BRIEF: An exact transcript of every entry is required, without any of the pictures.
══════════
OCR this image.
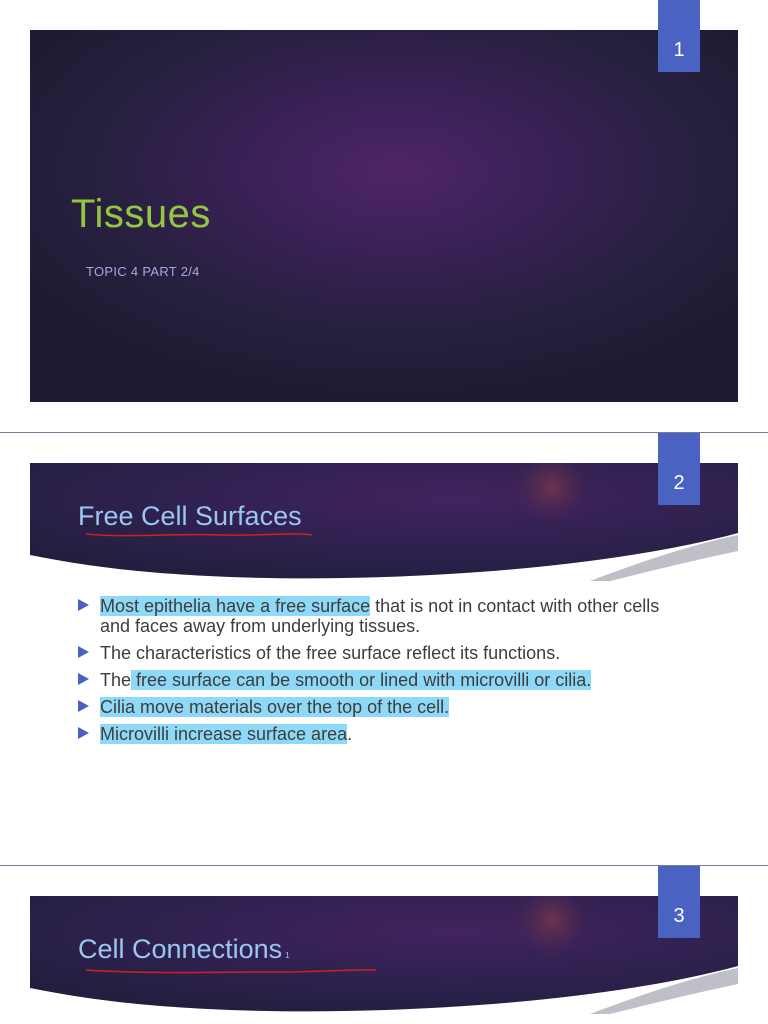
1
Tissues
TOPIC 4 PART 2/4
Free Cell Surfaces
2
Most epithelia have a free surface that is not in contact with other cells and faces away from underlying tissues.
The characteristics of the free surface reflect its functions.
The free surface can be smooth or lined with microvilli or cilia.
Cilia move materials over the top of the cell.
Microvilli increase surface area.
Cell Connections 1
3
══════════
RESULT BELOW:
OCR this image.
1
Tissues
TOPIC 4 PART 2/4
Free Cell Surfaces
2
Most epithelia have a free surface that is not in contact with other cells and faces away from underlying tissues.
The characteristics of the free surface reflect its functions.
The free surface can be smooth or lined with microvilli or cilia.
Cilia move materials over the top of the cell.
Microvilli increase surface area.
Cell Connections 1
3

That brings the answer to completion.